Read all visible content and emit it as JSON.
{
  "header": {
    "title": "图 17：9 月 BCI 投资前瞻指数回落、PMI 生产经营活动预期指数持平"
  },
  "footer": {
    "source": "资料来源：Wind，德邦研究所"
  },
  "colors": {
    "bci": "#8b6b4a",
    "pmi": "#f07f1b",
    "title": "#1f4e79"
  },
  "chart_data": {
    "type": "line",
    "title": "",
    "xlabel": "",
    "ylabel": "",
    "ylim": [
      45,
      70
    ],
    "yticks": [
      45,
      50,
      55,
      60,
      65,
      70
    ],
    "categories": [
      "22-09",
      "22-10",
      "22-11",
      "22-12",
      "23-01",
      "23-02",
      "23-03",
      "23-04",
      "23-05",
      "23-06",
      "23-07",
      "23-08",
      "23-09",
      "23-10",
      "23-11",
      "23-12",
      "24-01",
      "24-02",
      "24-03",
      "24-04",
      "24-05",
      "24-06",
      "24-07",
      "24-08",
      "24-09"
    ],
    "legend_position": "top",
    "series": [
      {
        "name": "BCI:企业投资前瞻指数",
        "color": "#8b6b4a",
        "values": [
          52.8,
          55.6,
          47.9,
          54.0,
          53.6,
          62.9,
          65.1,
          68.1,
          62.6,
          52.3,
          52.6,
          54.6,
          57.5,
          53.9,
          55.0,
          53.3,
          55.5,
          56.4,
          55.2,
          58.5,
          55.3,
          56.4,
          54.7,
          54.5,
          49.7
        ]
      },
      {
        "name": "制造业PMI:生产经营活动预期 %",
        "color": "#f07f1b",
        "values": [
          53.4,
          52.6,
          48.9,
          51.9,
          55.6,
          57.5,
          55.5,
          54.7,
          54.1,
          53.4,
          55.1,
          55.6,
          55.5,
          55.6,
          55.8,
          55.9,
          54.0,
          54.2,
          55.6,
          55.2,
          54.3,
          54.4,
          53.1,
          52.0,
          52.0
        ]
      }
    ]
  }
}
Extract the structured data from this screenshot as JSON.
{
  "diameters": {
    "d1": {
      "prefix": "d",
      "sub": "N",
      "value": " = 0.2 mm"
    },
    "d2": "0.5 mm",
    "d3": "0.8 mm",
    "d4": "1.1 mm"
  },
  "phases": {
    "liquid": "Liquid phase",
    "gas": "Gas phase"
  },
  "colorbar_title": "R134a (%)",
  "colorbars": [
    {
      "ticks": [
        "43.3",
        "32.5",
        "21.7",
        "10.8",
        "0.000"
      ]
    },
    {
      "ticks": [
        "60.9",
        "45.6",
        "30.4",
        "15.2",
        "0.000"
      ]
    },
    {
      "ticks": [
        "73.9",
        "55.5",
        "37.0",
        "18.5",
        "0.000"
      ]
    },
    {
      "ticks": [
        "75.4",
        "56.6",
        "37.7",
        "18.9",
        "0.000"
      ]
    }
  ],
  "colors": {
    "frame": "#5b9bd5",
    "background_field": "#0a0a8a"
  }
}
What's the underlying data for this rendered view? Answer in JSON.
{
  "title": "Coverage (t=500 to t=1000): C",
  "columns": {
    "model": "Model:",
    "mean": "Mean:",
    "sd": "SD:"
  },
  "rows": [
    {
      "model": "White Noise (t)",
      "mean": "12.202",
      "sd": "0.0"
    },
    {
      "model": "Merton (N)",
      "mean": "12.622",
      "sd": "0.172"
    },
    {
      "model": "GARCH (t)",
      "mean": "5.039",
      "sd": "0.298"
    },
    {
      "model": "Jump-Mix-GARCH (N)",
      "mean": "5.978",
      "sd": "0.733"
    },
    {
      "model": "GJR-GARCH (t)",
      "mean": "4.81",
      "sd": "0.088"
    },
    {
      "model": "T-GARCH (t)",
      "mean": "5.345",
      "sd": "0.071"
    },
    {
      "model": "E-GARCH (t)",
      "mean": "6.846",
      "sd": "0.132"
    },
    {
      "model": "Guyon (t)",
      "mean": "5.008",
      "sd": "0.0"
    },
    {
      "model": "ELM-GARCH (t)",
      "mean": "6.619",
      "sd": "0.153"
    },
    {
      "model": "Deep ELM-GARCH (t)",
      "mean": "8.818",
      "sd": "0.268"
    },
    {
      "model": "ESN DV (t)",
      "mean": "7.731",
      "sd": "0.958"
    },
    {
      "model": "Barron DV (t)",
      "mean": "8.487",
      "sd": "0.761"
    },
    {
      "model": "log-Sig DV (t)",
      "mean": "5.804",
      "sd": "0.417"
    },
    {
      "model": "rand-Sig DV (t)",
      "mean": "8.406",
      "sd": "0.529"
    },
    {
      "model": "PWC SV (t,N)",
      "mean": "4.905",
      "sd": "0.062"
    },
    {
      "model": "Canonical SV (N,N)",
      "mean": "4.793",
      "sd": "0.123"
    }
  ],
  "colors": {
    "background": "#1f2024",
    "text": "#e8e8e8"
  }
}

EXERCISE: From the listing above, reproduce all the lines exactly.

TASK RESULT:
Read all visible content and emit it as JSON.
{
  "header": {
    "title": "图 17：9 月 BCI 投资前瞻指数回落、PMI 生产经营活动预期指数持平"
  },
  "footer": {
    "source": "资料来源：Wind，德邦研究所"
  },
  "colors": {
    "bci": "#8b6b4a",
    "pmi": "#f07f1b",
    "title": "#1f4e79"
  },
  "chart_data": {
    "type": "line",
    "title": "",
    "xlabel": "",
    "ylabel": "",
    "ylim": [
      45,
      70
    ],
    "yticks": [
      45,
      50,
      55,
      60,
      65,
      70
    ],
    "categories": [
      "22-09",
      "22-10",
      "22-11",
      "22-12",
      "23-01",
      "23-02",
      "23-03",
      "23-04",
      "23-05",
      "23-06",
      "23-07",
      "23-08",
      "23-09",
      "23-10",
      "23-11",
      "23-12",
      "24-01",
      "24-02",
      "24-03",
      "24-04",
      "24-05",
      "24-06",
      "24-07",
      "24-08",
      "24-09"
    ],
    "legend_position": "top",
    "series": [
      {
        "name": "BCI:企业投资前瞻指数",
        "color": "#8b6b4a",
        "values": [
          52.8,
          55.6,
          47.9,
          54.0,
          53.6,
          62.9,
          65.1,
          68.1,
          62.6,
          52.3,
          52.6,
          54.6,
          57.5,
          53.9,
          55.0,
          53.3,
          55.5,
          56.4,
          55.2,
          58.5,
          55.3,
          56.4,
          54.7,
          54.5,
          49.7
        ]
      },
      {
        "name": "制造业PMI:生产经营活动预期 %",
        "color": "#f07f1b",
        "values": [
          53.4,
          52.6,
          48.9,
          51.9,
          55.6,
          57.5,
          55.5,
          54.7,
          54.1,
          53.4,
          55.1,
          55.6,
          55.5,
          55.6,
          55.8,
          55.9,
          54.0,
          54.2,
          55.6,
          55.2,
          54.3,
          54.4,
          53.1,
          52.0,
          52.0
        ]
      }
    ]
  }
}
Extract the structured data from this screenshot as JSON.
{
  "diameters": {
    "d1": {
      "prefix": "d",
      "sub": "N",
      "value": " = 0.2 mm"
    },
    "d2": "0.5 mm",
    "d3": "0.8 mm",
    "d4": "1.1 mm"
  },
  "phases": {
    "liquid": "Liquid phase",
    "gas": "Gas phase"
  },
  "colorbar_title": "R134a (%)",
  "colorbars": [
    {
      "ticks": [
        "43.3",
        "32.5",
        "21.7",
        "10.8",
        "0.000"
      ]
    },
    {
      "ticks": [
        "60.9",
        "45.6",
        "30.4",
        "15.2",
        "0.000"
      ]
    },
    {
      "ticks": [
        "73.9",
        "55.5",
        "37.0",
        "18.5",
        "0.000"
      ]
    },
    {
      "ticks": [
        "75.4",
        "56.6",
        "37.7",
        "18.9",
        "0.000"
      ]
    }
  ],
  "colors": {
    "frame": "#5b9bd5",
    "background_field": "#0a0a8a"
  }
}
What's the underlying data for this rendered view? Answer in JSON.
{
  "title": "Coverage (t=500 to t=1000): C",
  "columns": {
    "model": "Model:",
    "mean": "Mean:",
    "sd": "SD:"
  },
  "rows": [
    {
      "model": "White Noise (t)",
      "mean": "12.202",
      "sd": "0.0"
    },
    {
      "model": "Merton (N)",
      "mean": "12.622",
      "sd": "0.172"
    },
    {
      "model": "GARCH (t)",
      "mean": "5.039",
      "sd": "0.298"
    },
    {
      "model": "Jump-Mix-GARCH (N)",
      "mean": "5.978",
      "sd": "0.733"
    },
    {
      "model": "GJR-GARCH (t)",
      "mean": "4.81",
      "sd": "0.088"
    },
    {
      "model": "T-GARCH (t)",
      "mean": "5.345",
      "sd": "0.071"
    },
    {
      "model": "E-GARCH (t)",
      "mean": "6.846",
      "sd": "0.132"
    },
    {
      "model": "Guyon (t)",
      "mean": "5.008",
      "sd": "0.0"
    },
    {
      "model": "ELM-GARCH (t)",
      "mean": "6.619",
      "sd": "0.153"
    },
    {
      "model": "Deep ELM-GARCH (t)",
      "mean": "8.818",
      "sd": "0.268"
    },
    {
      "model": "ESN DV (t)",
      "mean": "7.731",
      "sd": "0.958"
    },
    {
      "model": "Barron DV (t)",
      "mean": "8.487",
      "sd": "0.761"
    },
    {
      "model": "log-Sig DV (t)",
      "mean": "5.804",
      "sd": "0.417"
    },
    {
      "model": "rand-Sig DV (t)",
      "mean": "8.406",
      "sd": "0.529"
    },
    {
      "model": "PWC SV (t,N)",
      "mean": "4.905",
      "sd": "0.062"
    },
    {
      "model": "Canonical SV (N,N)",
      "mean": "4.793",
      "sd": "0.123"
    }
  ],
  "colors": {
    "background": "#1f2024",
    "text": "#e8e8e8"
  }
}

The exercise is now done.